### Work to do
Write out the whole listing word for word.

### Data extract

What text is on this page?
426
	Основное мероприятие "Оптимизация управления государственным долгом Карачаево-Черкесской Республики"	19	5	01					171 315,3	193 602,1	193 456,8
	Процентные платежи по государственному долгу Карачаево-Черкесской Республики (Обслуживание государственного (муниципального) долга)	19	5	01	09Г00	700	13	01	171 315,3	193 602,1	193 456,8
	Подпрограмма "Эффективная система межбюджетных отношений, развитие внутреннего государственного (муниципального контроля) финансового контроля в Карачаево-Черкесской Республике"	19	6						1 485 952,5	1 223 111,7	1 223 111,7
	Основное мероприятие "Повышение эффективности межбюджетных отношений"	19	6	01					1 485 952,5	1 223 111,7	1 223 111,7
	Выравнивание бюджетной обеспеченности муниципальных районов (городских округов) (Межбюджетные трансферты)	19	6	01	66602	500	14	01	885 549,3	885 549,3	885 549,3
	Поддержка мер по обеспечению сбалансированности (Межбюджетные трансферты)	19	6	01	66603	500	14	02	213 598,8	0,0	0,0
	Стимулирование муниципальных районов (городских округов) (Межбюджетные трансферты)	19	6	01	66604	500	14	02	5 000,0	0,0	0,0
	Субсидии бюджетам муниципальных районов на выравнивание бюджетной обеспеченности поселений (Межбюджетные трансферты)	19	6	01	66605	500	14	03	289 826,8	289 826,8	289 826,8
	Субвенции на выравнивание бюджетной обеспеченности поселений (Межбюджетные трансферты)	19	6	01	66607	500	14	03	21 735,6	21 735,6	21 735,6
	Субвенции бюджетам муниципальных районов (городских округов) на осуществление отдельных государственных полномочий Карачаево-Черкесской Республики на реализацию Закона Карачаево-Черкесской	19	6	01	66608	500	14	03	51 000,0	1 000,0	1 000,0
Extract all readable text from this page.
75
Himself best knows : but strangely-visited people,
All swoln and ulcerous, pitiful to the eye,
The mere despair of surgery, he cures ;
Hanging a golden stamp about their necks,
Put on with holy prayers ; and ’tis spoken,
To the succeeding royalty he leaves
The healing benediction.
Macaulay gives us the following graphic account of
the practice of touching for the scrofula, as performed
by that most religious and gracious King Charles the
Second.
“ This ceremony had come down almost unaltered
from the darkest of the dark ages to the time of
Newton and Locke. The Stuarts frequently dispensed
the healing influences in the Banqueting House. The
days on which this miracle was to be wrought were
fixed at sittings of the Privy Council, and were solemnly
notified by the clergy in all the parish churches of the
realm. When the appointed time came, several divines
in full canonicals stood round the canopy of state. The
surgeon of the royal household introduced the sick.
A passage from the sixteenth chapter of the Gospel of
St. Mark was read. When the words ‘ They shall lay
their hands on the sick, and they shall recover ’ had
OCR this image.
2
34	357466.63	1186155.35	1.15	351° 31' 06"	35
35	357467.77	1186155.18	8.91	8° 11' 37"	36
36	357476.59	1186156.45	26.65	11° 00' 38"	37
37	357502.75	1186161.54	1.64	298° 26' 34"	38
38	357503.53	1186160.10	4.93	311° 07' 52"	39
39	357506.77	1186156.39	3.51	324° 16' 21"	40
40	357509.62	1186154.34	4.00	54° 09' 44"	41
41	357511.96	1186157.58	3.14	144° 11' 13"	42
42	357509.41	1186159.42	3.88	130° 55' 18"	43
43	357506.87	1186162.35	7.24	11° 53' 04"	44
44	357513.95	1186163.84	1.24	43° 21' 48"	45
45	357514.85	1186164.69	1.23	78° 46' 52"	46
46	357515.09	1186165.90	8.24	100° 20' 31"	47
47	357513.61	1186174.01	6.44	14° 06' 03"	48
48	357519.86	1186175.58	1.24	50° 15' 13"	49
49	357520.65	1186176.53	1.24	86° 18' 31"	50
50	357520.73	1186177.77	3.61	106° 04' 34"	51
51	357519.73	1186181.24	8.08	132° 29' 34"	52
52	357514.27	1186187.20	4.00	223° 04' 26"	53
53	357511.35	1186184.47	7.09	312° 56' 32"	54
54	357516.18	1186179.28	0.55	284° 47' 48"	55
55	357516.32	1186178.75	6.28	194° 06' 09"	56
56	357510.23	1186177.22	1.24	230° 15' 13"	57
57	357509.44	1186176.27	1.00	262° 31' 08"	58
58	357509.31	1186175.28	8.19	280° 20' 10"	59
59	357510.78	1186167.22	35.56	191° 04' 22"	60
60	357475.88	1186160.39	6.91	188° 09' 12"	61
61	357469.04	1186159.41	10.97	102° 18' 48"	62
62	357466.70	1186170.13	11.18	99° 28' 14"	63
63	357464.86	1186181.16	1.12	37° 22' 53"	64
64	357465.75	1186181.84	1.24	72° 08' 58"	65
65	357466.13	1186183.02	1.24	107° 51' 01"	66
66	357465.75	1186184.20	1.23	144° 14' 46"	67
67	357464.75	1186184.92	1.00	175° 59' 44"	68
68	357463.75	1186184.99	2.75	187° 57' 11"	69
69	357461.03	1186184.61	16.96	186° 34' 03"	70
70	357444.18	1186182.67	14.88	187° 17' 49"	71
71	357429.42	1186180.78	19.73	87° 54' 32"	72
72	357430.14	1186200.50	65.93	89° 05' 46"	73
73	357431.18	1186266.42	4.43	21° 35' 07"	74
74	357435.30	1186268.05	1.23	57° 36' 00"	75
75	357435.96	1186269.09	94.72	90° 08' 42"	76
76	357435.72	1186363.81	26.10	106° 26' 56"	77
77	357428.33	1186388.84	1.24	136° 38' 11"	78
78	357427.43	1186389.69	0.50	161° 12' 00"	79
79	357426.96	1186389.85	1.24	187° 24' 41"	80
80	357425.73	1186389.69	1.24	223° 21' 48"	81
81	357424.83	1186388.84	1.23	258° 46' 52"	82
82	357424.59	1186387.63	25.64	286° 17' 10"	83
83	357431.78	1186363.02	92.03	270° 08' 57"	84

######

### Written response
What text is on this page?
426
	Основное мероприятие "Оптимизация управления государственным долгом Карачаево-Черкесской Республики"	19	5	01					171 315,3	193 602,1	193 456,8
	Процентные платежи по государственному долгу Карачаево-Черкесской Республики (Обслуживание государственного (муниципального) долга)	19	5	01	09Г00	700	13	01	171 315,3	193 602,1	193 456,8
	Подпрограмма "Эффективная система межбюджетных отношений, развитие внутреннего государственного (муниципального контроля) финансового контроля в Карачаево-Черкесской Республике"	19	6						1 485 952,5	1 223 111,7	1 223 111,7
	Основное мероприятие "Повышение эффективности межбюджетных отношений"	19	6	01					1 485 952,5	1 223 111,7	1 223 111,7
	Выравнивание бюджетной обеспеченности муниципальных районов (городских округов) (Межбюджетные трансферты)	19	6	01	66602	500	14	01	885 549,3	885 549,3	885 549,3
	Поддержка мер по обеспечению сбалансированности (Межбюджетные трансферты)	19	6	01	66603	500	14	02	213 598,8	0,0	0,0
	Стимулирование муниципальных районов (городских округов) (Межбюджетные трансферты)	19	6	01	66604	500	14	02	5 000,0	0,0	0,0
	Субсидии бюджетам муниципальных районов на выравнивание бюджетной обеспеченности поселений (Межбюджетные трансферты)	19	6	01	66605	500	14	03	289 826,8	289 826,8	289 826,8
	Субвенции на выравнивание бюджетной обеспеченности поселений (Межбюджетные трансферты)	19	6	01	66607	500	14	03	21 735,6	21 735,6	21 735,6
	Субвенции бюджетам муниципальных районов (городских округов) на осуществление отдельных государственных полномочий Карачаево-Черкесской Республики на реализацию Закона Карачаево-Черкесской	19	6	01	66608	500	14	03	51 000,0	1 000,0	1 000,0
Extract all readable text from this page.
75
Himself best knows : but strangely-visited people,
All swoln and ulcerous, pitiful to the eye,
The mere despair of surgery, he cures ;
Hanging a golden stamp about their necks,
Put on with holy prayers ; and ’tis spoken,
To the succeeding royalty he leaves
The healing benediction.
Macaulay gives us the following graphic account of
the practice of touching for the scrofula, as performed
by that most religious and gracious King Charles the
Second.
“ This ceremony had come down almost unaltered
from the darkest of the dark ages to the time of
Newton and Locke. The Stuarts frequently dispensed
the healing influences in the Banqueting House. The
days on which this miracle was to be wrought were
fixed at sittings of the Privy Council, and were solemnly
notified by the clergy in all the parish churches of the
realm. When the appointed time came, several divines
in full canonicals stood round the canopy of state. The
surgeon of the royal household introduced the sick.
A passage from the sixteenth chapter of the Gospel of
St. Mark was read. When the words ‘ They shall lay
their hands on the sick, and they shall recover ’ had
OCR this image.
2
34	357466.63	1186155.35	1.15	351° 31' 06"	35
35	357467.77	1186155.18	8.91	8° 11' 37"	36
36	357476.59	1186156.45	26.65	11° 00' 38"	37
37	357502.75	1186161.54	1.64	298° 26' 34"	38
38	357503.53	1186160.10	4.93	311° 07' 52"	39
39	357506.77	1186156.39	3.51	324° 16' 21"	40
40	357509.62	1186154.34	4.00	54° 09' 44"	41
41	357511.96	1186157.58	3.14	144° 11' 13"	42
42	357509.41	1186159.42	3.88	130° 55' 18"	43
43	357506.87	1186162.35	7.24	11° 53' 04"	44
44	357513.95	1186163.84	1.24	43° 21' 48"	45
45	357514.85	1186164.69	1.23	78° 46' 52"	46
46	357515.09	1186165.90	8.24	100° 20' 31"	47
47	357513.61	1186174.01	6.44	14° 06' 03"	48
48	357519.86	1186175.58	1.24	50° 15' 13"	49
49	357520.65	1186176.53	1.24	86° 18' 31"	50
50	357520.73	1186177.77	3.61	106° 04' 34"	51
51	357519.73	1186181.24	8.08	132° 29' 34"	52
52	357514.27	1186187.20	4.00	223° 04' 26"	53
53	357511.35	1186184.47	7.09	312° 56' 32"	54
54	357516.18	1186179.28	0.55	284° 47' 48"	55
55	357516.32	1186178.75	6.28	194° 06' 09"	56
56	357510.23	1186177.22	1.24	230° 15' 13"	57
57	357509.44	1186176.27	1.00	262° 31' 08"	58
58	357509.31	1186175.28	8.19	280° 20' 10"	59
59	357510.78	1186167.22	35.56	191° 04' 22"	60
60	357475.88	1186160.39	6.91	188° 09' 12"	61
61	357469.04	1186159.41	10.97	102° 18' 48"	62
62	357466.70	1186170.13	11.18	99° 28' 14"	63
63	357464.86	1186181.16	1.12	37° 22' 53"	64
64	357465.75	1186181.84	1.24	72° 08' 58"	65
65	357466.13	1186183.02	1.24	107° 51' 01"	66
66	357465.75	1186184.20	1.23	144° 14' 46"	67
67	357464.75	1186184.92	1.00	175° 59' 44"	68
68	357463.75	1186184.99	2.75	187° 57' 11"	69
69	357461.03	1186184.61	16.96	186° 34' 03"	70
70	357444.18	1186182.67	14.88	187° 17' 49"	71
71	357429.42	1186180.78	19.73	87° 54' 32"	72
72	357430.14	1186200.50	65.93	89° 05' 46"	73
73	357431.18	1186266.42	4.43	21° 35' 07"	74
74	357435.30	1186268.05	1.23	57° 36' 00"	75
75	357435.96	1186269.09	94.72	90° 08' 42"	76
76	357435.72	1186363.81	26.10	106° 26' 56"	77
77	357428.33	1186388.84	1.24	136° 38' 11"	78
78	357427.43	1186389.69	0.50	161° 12' 00"	79
79	357426.96	1186389.85	1.24	187° 24' 41"	80
80	357425.73	1186389.69	1.24	223° 21' 48"	81
81	357424.83	1186388.84	1.23	258° 46' 52"	82
82	357424.59	1186387.63	25.64	286° 17' 10"	83
83	357431.78	1186363.02	92.03	270° 08' 57"	84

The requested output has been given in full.